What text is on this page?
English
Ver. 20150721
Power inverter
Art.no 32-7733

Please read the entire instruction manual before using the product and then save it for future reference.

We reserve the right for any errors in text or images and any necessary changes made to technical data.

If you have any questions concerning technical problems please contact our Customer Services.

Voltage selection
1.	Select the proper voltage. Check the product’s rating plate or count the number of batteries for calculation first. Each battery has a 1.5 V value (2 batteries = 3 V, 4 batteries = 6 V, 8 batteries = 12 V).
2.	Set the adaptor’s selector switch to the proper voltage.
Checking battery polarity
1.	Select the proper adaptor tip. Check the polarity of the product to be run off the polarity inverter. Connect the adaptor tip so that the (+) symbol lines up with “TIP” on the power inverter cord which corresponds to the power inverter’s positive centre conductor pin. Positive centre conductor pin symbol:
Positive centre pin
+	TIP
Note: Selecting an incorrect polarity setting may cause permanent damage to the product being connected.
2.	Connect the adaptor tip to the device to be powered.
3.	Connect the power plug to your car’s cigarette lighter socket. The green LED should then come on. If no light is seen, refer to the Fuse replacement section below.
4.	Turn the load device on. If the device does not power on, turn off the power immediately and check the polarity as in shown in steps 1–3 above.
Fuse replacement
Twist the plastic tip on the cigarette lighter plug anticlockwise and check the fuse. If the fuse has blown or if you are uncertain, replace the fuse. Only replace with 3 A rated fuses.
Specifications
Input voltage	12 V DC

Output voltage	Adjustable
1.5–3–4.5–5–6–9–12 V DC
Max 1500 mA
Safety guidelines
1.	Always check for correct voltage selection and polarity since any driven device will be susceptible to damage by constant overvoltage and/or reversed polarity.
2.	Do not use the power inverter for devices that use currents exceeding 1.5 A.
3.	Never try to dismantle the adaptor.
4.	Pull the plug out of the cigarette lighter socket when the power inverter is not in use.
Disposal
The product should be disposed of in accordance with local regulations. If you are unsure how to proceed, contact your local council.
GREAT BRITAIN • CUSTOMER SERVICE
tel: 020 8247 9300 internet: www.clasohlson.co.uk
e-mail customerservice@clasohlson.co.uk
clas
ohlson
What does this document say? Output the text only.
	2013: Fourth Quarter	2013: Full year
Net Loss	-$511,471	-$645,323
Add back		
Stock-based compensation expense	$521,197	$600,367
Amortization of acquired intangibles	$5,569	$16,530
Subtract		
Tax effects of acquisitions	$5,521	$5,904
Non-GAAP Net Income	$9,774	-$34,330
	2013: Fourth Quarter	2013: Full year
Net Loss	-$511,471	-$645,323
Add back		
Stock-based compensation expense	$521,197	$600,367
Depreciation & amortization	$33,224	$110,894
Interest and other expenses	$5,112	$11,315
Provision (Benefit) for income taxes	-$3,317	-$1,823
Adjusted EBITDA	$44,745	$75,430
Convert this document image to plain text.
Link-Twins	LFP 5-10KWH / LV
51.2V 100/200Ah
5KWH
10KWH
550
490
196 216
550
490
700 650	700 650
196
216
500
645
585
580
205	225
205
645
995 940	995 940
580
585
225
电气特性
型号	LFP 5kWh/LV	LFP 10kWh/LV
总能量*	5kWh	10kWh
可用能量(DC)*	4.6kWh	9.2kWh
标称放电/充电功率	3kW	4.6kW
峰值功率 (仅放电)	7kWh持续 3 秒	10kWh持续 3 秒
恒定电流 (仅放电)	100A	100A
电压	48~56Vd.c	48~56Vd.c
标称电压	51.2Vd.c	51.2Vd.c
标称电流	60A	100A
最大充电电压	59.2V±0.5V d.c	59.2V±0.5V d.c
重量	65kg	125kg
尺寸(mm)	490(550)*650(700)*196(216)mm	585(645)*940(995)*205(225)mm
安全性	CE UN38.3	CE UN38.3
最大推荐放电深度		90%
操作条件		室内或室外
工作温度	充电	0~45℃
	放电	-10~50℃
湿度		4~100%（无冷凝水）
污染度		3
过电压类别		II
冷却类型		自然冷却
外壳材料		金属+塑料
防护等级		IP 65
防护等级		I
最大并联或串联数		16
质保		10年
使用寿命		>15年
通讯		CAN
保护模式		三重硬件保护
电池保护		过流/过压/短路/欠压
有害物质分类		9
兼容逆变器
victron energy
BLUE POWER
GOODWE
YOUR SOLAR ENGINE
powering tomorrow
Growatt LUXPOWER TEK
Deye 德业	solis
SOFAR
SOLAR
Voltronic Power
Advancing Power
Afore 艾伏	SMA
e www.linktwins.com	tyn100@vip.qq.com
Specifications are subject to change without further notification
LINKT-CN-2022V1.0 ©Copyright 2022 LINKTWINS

» **DIRECTIVE**
Collect the lines of the data that carry the word "does".

» **COMPLETED EXERCISE**
4.	Turn the load device on. If the device does not power on, turn off the power immediately and check the polarity as in shown in steps 1–3 above.
What does this document say? Output the text only.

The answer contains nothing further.